Exercise >>
Carry on the golf write-up below, picking up after its last tip on playing in the rain.

Document section >>
The back nine with a par of 36 features five par 4's, two par 5's and two par 3's.
Hole No. 10 is a 385-yard par 4 with a tree lined fairway that opens up after the tee shot. The fairway slopes downhill and the key shot here is off the tee slightly off center to the left side of the fairway. There is water some 20 to 30 yards in front of this green and a trap on the left side of the green. A good wedge shot puts you in play for a birdie or par.....a real nice golf hole for the start of the back nine.
Hole No. 11 is a 545-yard par 5, the longest hole on this course. It takes a good tee shot to keep you away from the marsh wet area located center-right off the tee, Keep the tee shot center or left center in the fairway which slopes right to left. Keep is straight and this long hole rewards you with a par.
Hole No,. 12 is a 357-yard par 4 with a dogleg left and the fairway running uphill to an elevated green. Keep you tee shot left center for a good second shot to the green. A trap is located on the right front side of the green.
Hone No. 13 is a 174-yard par 3 which requires accuracy and good club selection. The tee is elevated high above the green so it is an all downhill shot. . Traps are left and right of the green. We really like this hole and your tee shot will determine your birdie or par.
Hole No. 14 is a 332-yard par 4 with the first part of the fairway sloping downhill and a pond confronting golfers off the tee. Keep your tee shot firm and to the left center of the fairway to avoid a fairway trap on the right. The second half of the fairway slopes uphill to the green, which has a trap on the right front section.
Hole No. 15 is a 513-yard par 5 with a dogleg right. Traps are on the left and right side of the green.
Hole No. 16 is a 430-yard par 4 with an open fairway. Best play here is to the left side of the fairway. There is a trap on the right front section of the green. A nice par 4 here is reachable for many.
Hole No. 17 is a 180-yard par 3 and the tee shot must go over a large pond. Take the water out of play and select the right club for putting the ball in the center of the green and you will have your par 3.
Hole No. 18 is a 435-yard par 4 and some decision-making is in order for the tee shot. The fairway runs slightly with a dogleg right and there is a pond about 195-yards off the tee. It's about a 240-yard long tee shot to clear the pond so many golfers prefer to lay up in front of the pond. A nicely hit fairway shot from in front of the pond puts you in a good position for the par 4. There are traps left and right of the green. A few good decisions here makes this an outstanding golf hole.
The pro shop can be reached for reservations and information at 887-5097. The course Web site is http://www.villaroma.com/

The Golf Tip
By Robert Menges


Being A Good Mudder:
Invariably at one time or another, some moisture is going to fall on us while we are enjoying a tour of the golf course.
Some advice for playing in the rain is important because playing in the rain is full of distractions. It can become a distinct advantage for players gifted with powers of concentration stronger than their physical abilities.
With the assumption that you at least have your rain suit handy, here are a few extra arrows for your wet quiver:
* Have you tried Latex gloves? Rubber on rubber doesn't slip. Pulling them out at just the right time can be fun too. I like the yellow-colored ones the best. Naturally, it takes a plop, but you can do it. The "rain gloves" made by several manufacturers are another option if you lack some chutzpah.

Data shown >>

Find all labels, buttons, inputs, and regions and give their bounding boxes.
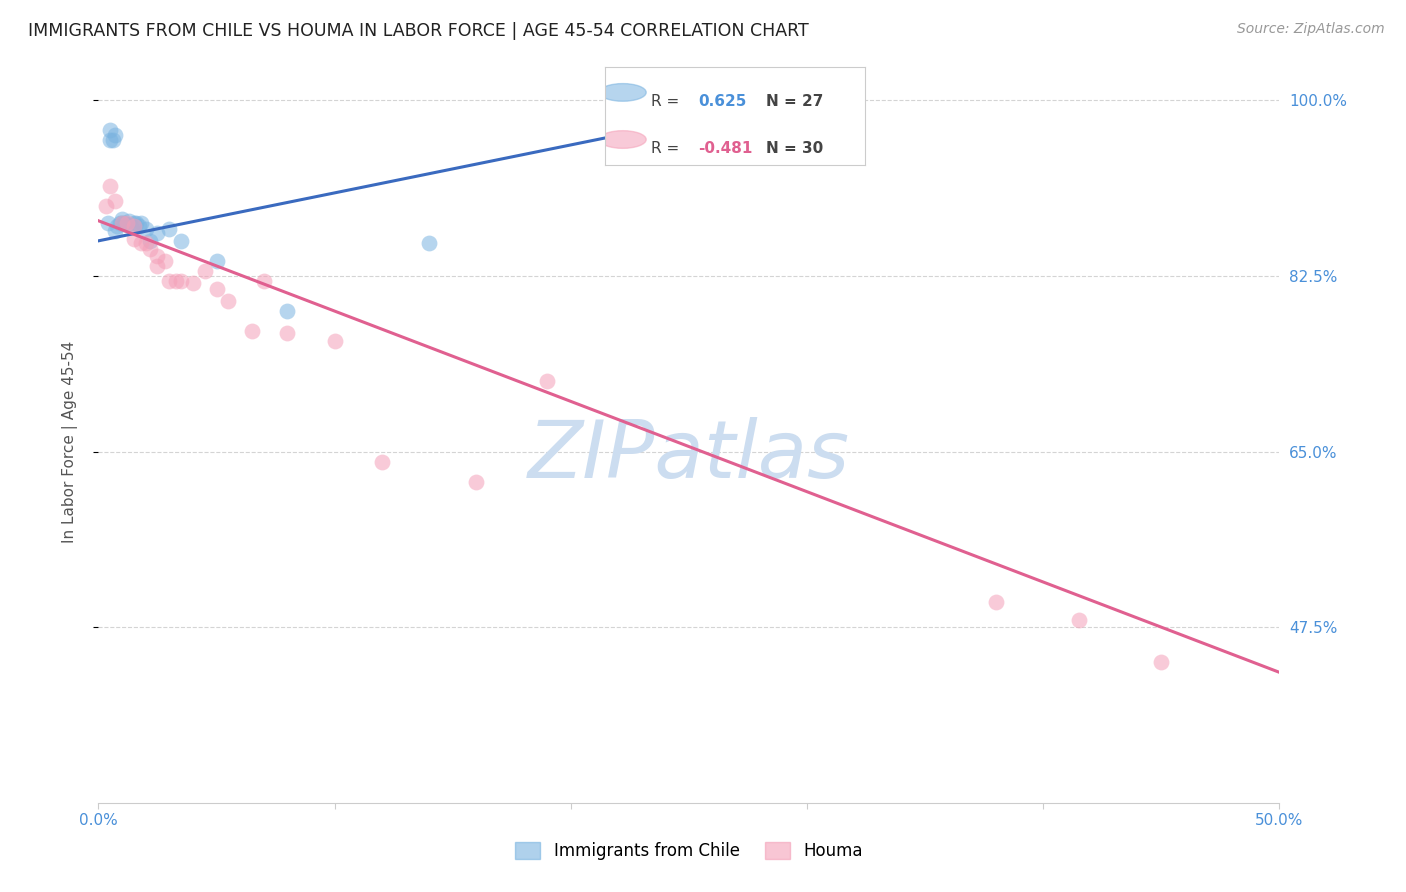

Output for this exercise >>
* Wear you contact lenses, if you have them. It's tough to hit the ball when you're seeing three of them because of the raindrops on your glasses.
* Bring several towels. They'll come in handy for a variety of reasons.
* Bring several hats. In spite of the Redford/Newman glorification of "Raindrops Keep Falling on My Head," many golfers can't hack the drips.
* Re-read the casual water rule.
* Always dry your ball and your putter blade before making the stroke.
* Remember shots out of the wet sand always go farther.
* Bring a baggie for your score card. It's nice to show your opponents how badly you "out-mudded" them once you return to the 19th hole.
Robert Menges is the golf pro at the Swan Lake Golf & Country Club, Mt. Hope Road, Swan Lake. He is available for private lessons and if you have a question you would like covered, he can be reached at 845-292-0323 or via e-mail at menges@hughes.net


The Putting Doctor
Putting Tips
By Joe Bermel


In putting I link organization with strategy.
The strategy component is easier than you might think, involving
A. picking a distance based on the current realistic skill from which a golfer can reasonably attempt a one-putt, say 10 to 12 feet
B. With all putts longer than say, 12 feet, the thought is to get the first putt close enough to the hole to get a 2-putt result.
Remember, 2-putting is good putting for the average golfer.
Joe Bermel is available for private lessons, group, corporate, organization and golf-shows-tournament. His special edition DVD "How To Putt Well" is available by calling 631-589-1394, at his web site http://www.theputtingdoctor.com/ or by email at joe@theputtingdoctor.com

McMichael Memorial
August 28 At Villa Roma


The Kathy McMichael Memorial 3rd annual golf tournament will be played Sunday, August 28 with tee off at 1 p.m.
This scramble outing for men and women will be held at the Villa Roma Golf & Country Club with a $75 per player fee which includes 18 holes of golf with cart, dinner, prizes, contests and raffles.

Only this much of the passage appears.